» What is needed
Copy out the listing in full, exactly as written, but not its pictures.

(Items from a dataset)
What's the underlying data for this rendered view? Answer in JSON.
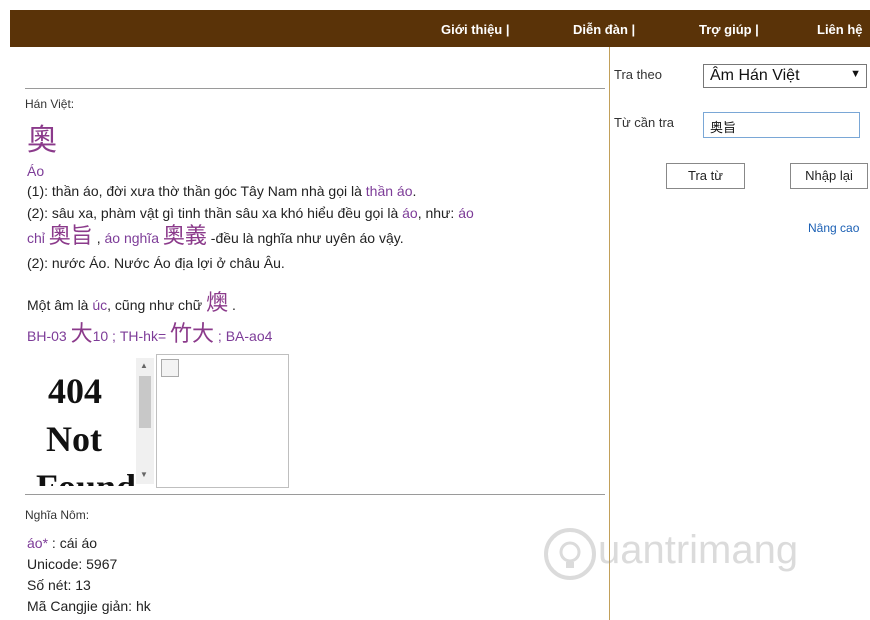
{
  "nav": {
    "items": [
      "Giới thiệu |",
      "Diễn đàn |",
      "Trợ giúp |",
      "Liên hệ"
    ]
  },
  "han_viet": {
    "label": "Hán Việt:",
    "char": "奧",
    "reading": "Áo",
    "line1_prefix": "(1): thần áo, đời xưa thờ thần góc Tây Nam nhà gọi là ",
    "line1_link": "thần áo",
    "line1_suffix": ".",
    "line2_prefix": "(2): sâu xa, phàm vật gì tinh thần sâu xa khó hiểu đều gọi là ",
    "line2_link1": "áo",
    "line2_mid": ", như: ",
    "line2_link2": "áo",
    "line3_link1": "chỉ",
    "line3_han1": "奧旨",
    "line3_sep": " , ",
    "line3_link2": "áo nghĩa",
    "line3_han2": "奧義",
    "line3_suffix": " -đều là nghĩa như uyên áo vậy.",
    "line4": "(2): nước Áo. Nước Áo địa lợi ở châu Âu.",
    "alt_prefix": "Một âm là ",
    "alt_link": "úc",
    "alt_mid": ", cũng như chữ ",
    "alt_han": "燠",
    "alt_suffix": " .",
    "codes_a": "BH-03 ",
    "codes_han1": "大",
    "codes_b": "10 ; TH-hk= ",
    "codes_han2": "竹大",
    "codes_c": " ; BA-ao4"
  },
  "iframe": {
    "line1": "404",
    "line2": "Not",
    "line3": "Found"
  },
  "nom": {
    "label": "Nghĩa Nôm:",
    "link": "áo*",
    "meaning": " : cái áo",
    "unicode": "Unicode: 5967",
    "strokes": "Số nét: 13",
    "cangjie": "Mã Cangjie giản: hk"
  },
  "search": {
    "mode_label": "Tra theo",
    "mode_value": "Âm Hán Việt",
    "word_label": "Từ cần tra",
    "word_value": "奥旨",
    "submit": "Tra từ",
    "reset": "Nhập lại",
    "advanced": "Nâng cao"
  },
  "watermark": {
    "text": "uantrimang"
  },
  "colors": {
    "topbar": "#5a3308",
    "link": "#7d3c98",
    "han": "#8b3a8b",
    "divider": "#c2a05a"
  }
}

» Full solution
What's the underlying data for this rendered view? Answer in JSON.
{
  "nav": {
    "items": [
      "Giới thiệu |",
      "Diễn đàn |",
      "Trợ giúp |",
      "Liên hệ"
    ]
  },
  "han_viet": {
    "label": "Hán Việt:",
    "char": "奧",
    "reading": "Áo",
    "line1_prefix": "(1): thần áo, đời xưa thờ thần góc Tây Nam nhà gọi là ",
    "line1_link": "thần áo",
    "line1_suffix": ".",
    "line2_prefix": "(2): sâu xa, phàm vật gì tinh thần sâu xa khó hiểu đều gọi là ",
    "line2_link1": "áo",
    "line2_mid": ", như: ",
    "line2_link2": "áo",
    "line3_link1": "chỉ",
    "line3_han1": "奧旨",
    "line3_sep": " , ",
    "line3_link2": "áo nghĩa",
    "line3_han2": "奧義",
    "line3_suffix": " -đều là nghĩa như uyên áo vậy.",
    "line4": "(2): nước Áo. Nước Áo địa lợi ở châu Âu.",
    "alt_prefix": "Một âm là ",
    "alt_link": "úc",
    "alt_mid": ", cũng như chữ ",
    "alt_han": "燠",
    "alt_suffix": " .",
    "codes_a": "BH-03 ",
    "codes_han1": "大",
    "codes_b": "10 ; TH-hk= ",
    "codes_han2": "竹大",
    "codes_c": " ; BA-ao4"
  },
  "iframe": {
    "line1": "404",
    "line2": "Not",
    "line3": "Found"
  },
  "nom": {
    "label": "Nghĩa Nôm:",
    "link": "áo*",
    "meaning": " : cái áo",
    "unicode": "Unicode: 5967",
    "strokes": "Số nét: 13",
    "cangjie": "Mã Cangjie giản: hk"
  },
  "search": {
    "mode_label": "Tra theo",
    "mode_value": "Âm Hán Việt",
    "word_label": "Từ cần tra",
    "word_value": "奥旨",
    "submit": "Tra từ",
    "reset": "Nhập lại",
    "advanced": "Nâng cao"
  },
  "watermark": {
    "text": "uantrimang"
  },
  "colors": {
    "topbar": "#5a3308",
    "link": "#7d3c98",
    "han": "#8b3a8b",
    "divider": "#c2a05a"
  }
}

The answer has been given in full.